- **SET PROBLEM**:
In the clip index function description, what does setting `bound_reversion` to `True` do, and what reason does the description give for it? Answer in one to three sentences.

- **PROVIDED PASSAGE**:

## BEGIN

Calculate clip index.

This function clips the accumulated sum of predictions within the specified
lower and upper bounds.

NaN values are replaced with previous valid values during processing.
At the end, NaN values are reapplied to the output where they appeared in the input.

The optional `mask` parameter is a 1D array selecting valid values across all columns.
If mask value is True, values are replaced with previous valid values.
Otherwise, accumulated sum of predictions. If None, no masking is applied.

if `bound_reversion` is set to `True`, it compute the cumulative sum of negative (positive)
values toward the center, ignoring mask, uppon reaching the upper or lower bound respectively.
This technique increases the speed of reversion toward neutrality. Defaults to `False`.

## END

- **EXTRACTED INFORMATION**:
## BEGIN

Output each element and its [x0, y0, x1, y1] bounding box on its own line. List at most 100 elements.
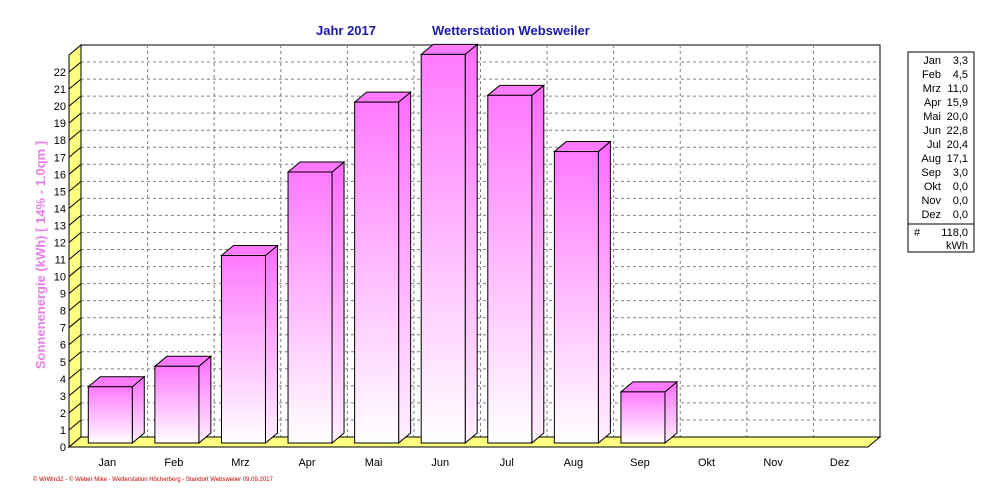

## END
## BEGIN

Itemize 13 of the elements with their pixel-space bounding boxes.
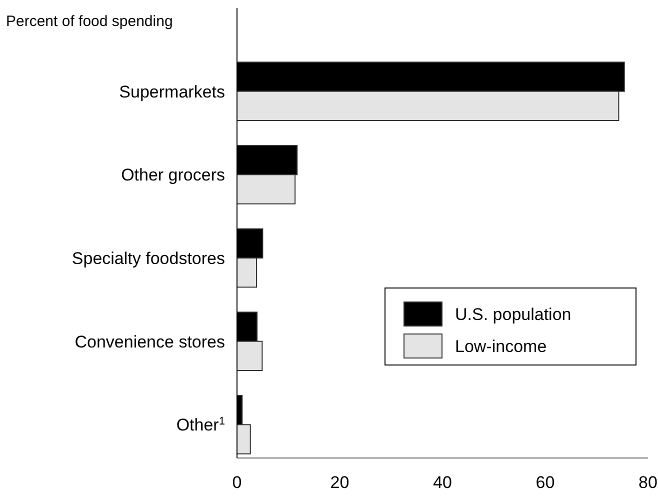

## END

- **COMPLETED TASK**:
When `bound_reversion` is `True`, the function computes the cumulative sum toward the center once a bound is reached, ignoring the mask. At the upper bound it sums negative values, and at the lower bound it sums positive values. This speeds up reversion toward neutrality.